Extracted data:

**********

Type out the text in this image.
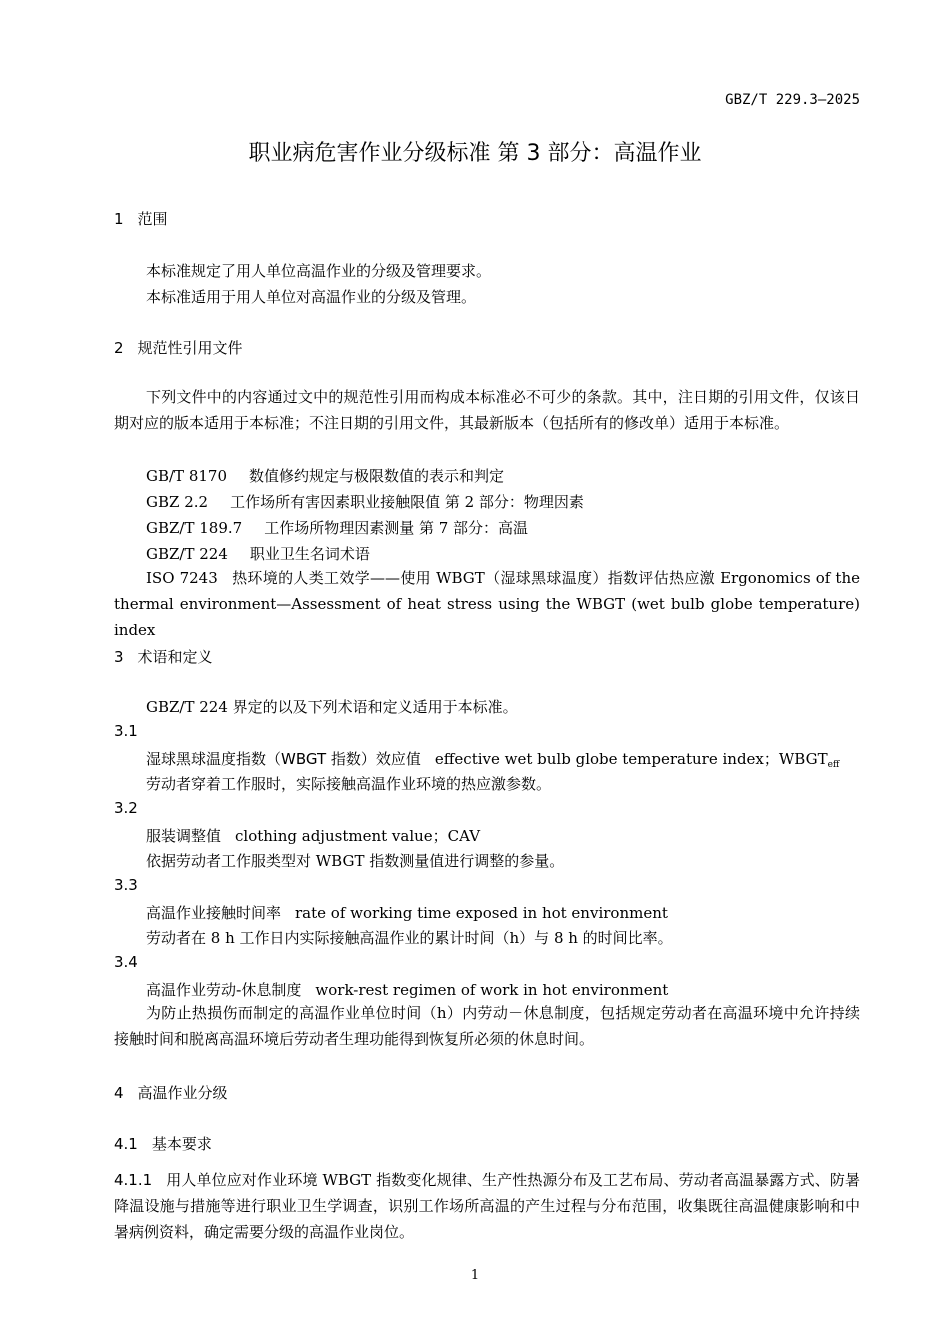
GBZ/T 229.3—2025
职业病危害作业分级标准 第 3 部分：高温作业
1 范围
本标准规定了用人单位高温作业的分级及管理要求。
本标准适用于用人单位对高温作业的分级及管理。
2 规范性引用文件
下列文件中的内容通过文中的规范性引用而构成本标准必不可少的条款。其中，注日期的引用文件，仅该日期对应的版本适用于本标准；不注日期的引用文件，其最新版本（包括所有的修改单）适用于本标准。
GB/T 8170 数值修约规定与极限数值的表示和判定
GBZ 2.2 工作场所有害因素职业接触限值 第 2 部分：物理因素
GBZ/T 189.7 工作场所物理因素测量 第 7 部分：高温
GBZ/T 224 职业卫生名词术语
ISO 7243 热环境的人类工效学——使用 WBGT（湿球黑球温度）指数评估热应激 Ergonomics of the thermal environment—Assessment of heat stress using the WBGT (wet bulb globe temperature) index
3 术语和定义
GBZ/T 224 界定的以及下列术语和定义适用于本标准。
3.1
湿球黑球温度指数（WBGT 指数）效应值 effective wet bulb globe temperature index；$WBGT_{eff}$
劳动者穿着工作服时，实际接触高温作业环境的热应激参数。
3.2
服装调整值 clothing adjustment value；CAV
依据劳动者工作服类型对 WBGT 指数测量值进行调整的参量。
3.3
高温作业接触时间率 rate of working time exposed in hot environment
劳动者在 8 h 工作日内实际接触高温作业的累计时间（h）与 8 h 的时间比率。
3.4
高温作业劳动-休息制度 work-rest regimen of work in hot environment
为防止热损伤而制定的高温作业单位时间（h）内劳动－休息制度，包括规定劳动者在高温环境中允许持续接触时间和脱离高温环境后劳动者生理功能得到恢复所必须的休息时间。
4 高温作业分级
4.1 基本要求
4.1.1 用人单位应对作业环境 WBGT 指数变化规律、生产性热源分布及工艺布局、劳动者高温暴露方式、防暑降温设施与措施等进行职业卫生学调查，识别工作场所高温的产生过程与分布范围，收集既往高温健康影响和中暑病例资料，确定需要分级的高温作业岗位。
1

**********

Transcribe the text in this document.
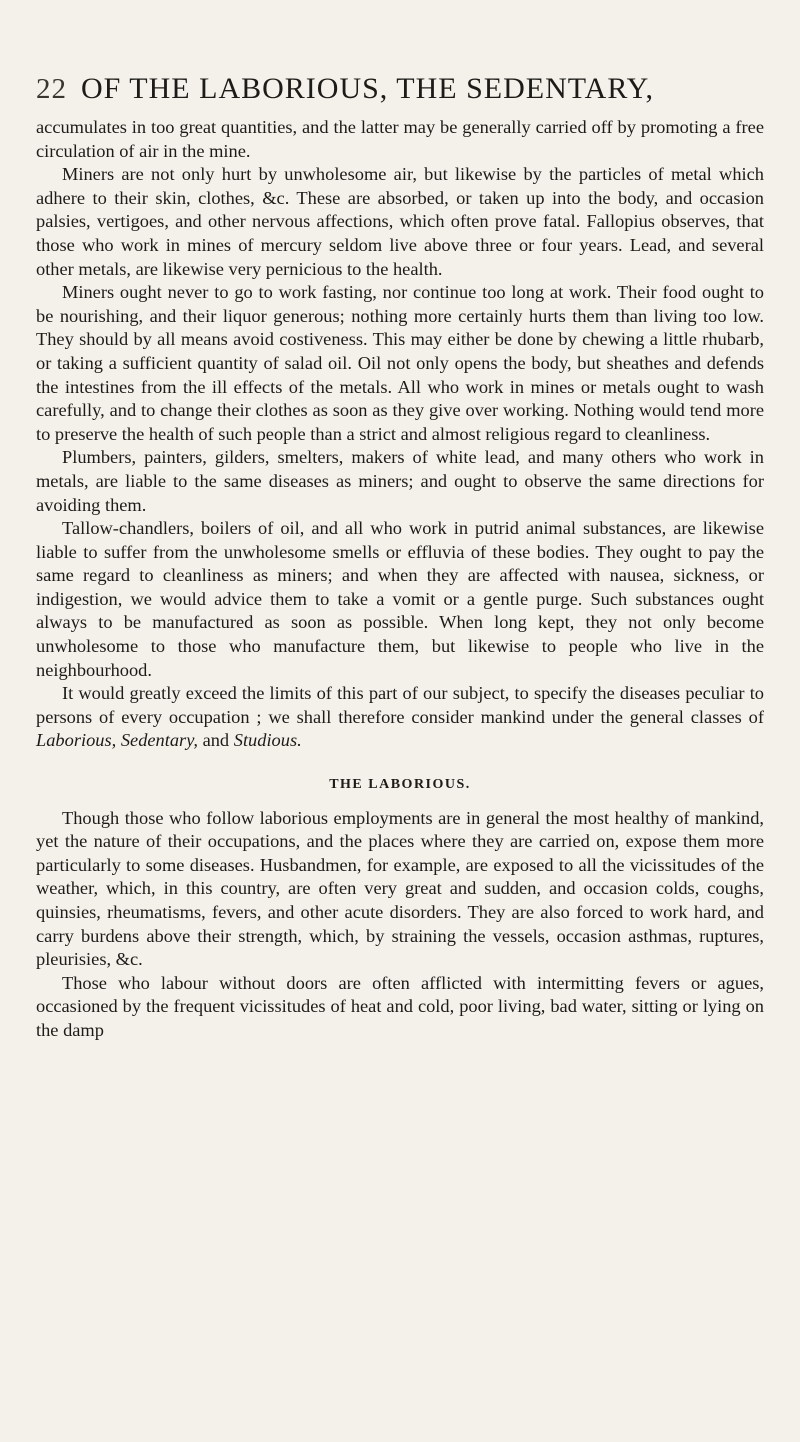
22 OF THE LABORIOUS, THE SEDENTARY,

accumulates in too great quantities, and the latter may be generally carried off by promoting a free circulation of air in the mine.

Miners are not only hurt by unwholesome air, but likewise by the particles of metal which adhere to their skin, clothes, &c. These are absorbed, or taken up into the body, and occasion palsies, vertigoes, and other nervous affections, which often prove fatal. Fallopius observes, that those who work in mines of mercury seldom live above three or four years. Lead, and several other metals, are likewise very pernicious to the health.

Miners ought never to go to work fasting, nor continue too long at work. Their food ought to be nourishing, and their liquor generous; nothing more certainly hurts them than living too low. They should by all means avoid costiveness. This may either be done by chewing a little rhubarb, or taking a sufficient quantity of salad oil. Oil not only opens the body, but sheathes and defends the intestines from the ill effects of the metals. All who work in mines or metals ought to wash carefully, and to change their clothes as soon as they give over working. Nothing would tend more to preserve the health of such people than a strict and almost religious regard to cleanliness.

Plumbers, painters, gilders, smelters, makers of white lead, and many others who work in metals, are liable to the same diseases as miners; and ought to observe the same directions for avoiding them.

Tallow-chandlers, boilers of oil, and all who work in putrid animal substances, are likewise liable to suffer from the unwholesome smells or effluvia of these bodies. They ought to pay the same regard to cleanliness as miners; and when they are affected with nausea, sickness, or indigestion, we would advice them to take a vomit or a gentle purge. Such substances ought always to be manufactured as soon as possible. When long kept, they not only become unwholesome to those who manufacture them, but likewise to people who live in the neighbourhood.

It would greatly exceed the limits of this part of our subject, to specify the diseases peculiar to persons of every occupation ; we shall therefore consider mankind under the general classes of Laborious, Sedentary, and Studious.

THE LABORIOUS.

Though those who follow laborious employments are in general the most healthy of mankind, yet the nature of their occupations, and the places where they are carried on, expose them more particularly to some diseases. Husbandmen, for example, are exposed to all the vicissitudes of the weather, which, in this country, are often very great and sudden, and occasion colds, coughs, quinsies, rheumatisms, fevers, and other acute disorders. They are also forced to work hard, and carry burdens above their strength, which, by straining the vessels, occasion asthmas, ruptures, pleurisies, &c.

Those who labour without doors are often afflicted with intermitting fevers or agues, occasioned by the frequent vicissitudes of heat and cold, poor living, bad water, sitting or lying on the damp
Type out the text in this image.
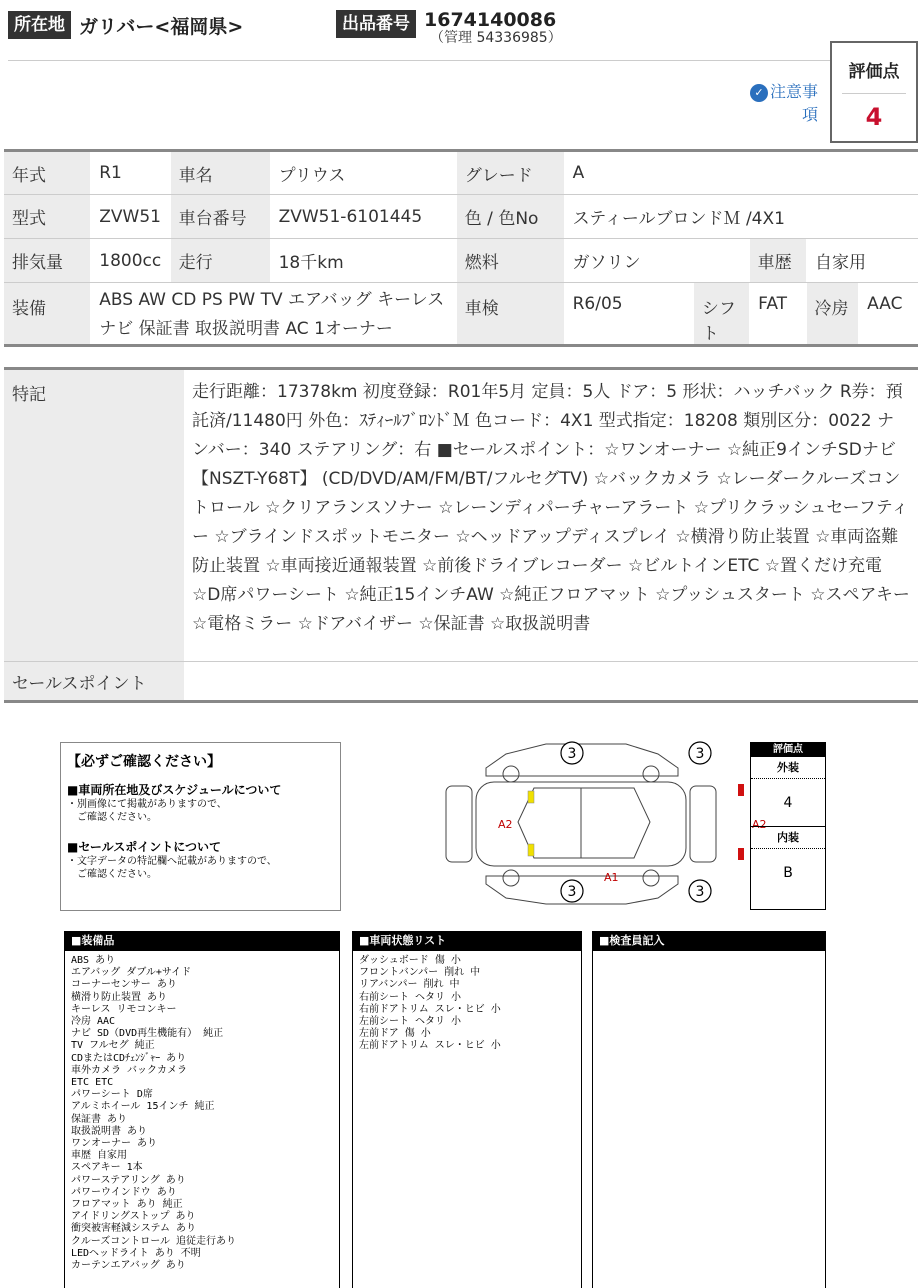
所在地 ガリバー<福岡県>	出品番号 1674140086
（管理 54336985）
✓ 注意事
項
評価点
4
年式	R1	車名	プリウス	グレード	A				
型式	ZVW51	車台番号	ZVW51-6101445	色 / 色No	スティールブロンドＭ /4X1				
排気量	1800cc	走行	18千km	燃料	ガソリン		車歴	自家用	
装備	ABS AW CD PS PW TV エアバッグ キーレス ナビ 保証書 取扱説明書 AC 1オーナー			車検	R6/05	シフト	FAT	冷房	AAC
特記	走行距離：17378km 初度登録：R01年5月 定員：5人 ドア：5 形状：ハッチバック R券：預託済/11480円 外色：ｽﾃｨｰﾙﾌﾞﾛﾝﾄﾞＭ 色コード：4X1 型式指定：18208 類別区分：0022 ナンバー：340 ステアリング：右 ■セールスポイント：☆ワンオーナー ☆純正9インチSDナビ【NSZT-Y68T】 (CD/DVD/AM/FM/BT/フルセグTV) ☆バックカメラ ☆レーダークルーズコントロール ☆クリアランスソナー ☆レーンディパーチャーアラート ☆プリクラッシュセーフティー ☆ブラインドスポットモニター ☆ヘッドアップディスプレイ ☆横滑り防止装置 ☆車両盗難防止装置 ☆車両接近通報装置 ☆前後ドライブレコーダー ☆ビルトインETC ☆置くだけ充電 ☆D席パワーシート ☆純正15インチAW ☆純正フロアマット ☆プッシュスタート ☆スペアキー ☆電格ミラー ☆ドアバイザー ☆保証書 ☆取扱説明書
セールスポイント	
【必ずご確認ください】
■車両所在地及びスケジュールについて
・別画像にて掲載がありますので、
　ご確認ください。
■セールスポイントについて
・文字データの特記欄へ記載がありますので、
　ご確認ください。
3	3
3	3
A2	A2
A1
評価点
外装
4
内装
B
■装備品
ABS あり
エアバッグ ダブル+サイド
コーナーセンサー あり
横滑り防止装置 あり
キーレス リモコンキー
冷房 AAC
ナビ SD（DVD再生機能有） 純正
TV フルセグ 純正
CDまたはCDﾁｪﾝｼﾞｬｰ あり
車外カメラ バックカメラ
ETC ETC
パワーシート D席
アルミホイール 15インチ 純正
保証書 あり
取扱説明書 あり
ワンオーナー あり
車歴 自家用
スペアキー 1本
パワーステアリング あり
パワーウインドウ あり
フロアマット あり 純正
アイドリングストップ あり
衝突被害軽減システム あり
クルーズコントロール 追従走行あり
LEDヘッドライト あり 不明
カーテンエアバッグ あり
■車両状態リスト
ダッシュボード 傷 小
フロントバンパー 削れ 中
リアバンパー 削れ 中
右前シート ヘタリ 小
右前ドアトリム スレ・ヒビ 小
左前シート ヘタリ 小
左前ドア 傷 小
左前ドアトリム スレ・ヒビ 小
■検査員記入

**********

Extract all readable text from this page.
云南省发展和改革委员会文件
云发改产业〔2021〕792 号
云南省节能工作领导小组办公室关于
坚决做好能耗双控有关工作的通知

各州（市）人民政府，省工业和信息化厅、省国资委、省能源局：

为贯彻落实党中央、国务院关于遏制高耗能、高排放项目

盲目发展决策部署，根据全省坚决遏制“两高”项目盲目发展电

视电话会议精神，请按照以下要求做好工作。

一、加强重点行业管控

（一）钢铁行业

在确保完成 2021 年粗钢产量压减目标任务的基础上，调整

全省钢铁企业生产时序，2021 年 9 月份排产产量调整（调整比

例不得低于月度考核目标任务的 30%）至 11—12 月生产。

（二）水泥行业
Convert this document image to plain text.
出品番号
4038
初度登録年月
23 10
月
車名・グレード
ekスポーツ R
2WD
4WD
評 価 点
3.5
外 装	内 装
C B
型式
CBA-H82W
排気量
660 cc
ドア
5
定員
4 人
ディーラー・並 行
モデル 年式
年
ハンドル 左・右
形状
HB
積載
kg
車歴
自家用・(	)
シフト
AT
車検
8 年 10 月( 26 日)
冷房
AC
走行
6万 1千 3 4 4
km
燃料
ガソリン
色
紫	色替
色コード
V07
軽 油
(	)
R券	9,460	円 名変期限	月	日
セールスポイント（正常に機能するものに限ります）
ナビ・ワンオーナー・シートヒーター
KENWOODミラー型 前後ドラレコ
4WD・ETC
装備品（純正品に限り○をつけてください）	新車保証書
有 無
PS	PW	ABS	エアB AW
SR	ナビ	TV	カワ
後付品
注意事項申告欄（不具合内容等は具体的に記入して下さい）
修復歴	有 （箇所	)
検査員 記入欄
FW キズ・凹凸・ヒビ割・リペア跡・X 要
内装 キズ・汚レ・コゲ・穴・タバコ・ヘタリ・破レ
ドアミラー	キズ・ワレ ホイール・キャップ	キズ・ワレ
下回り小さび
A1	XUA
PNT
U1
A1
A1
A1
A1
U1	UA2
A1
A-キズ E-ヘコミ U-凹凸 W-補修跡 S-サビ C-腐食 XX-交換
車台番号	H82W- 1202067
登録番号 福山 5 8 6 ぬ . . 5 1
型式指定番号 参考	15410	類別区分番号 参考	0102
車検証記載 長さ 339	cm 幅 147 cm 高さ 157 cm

**********

The request:
Return each full line of the entries that contains the word "ガソリン".

Correct output:
排気量	1800cc	走行	18千km	燃料	ガソリン		車歴	自家用	
ガソリン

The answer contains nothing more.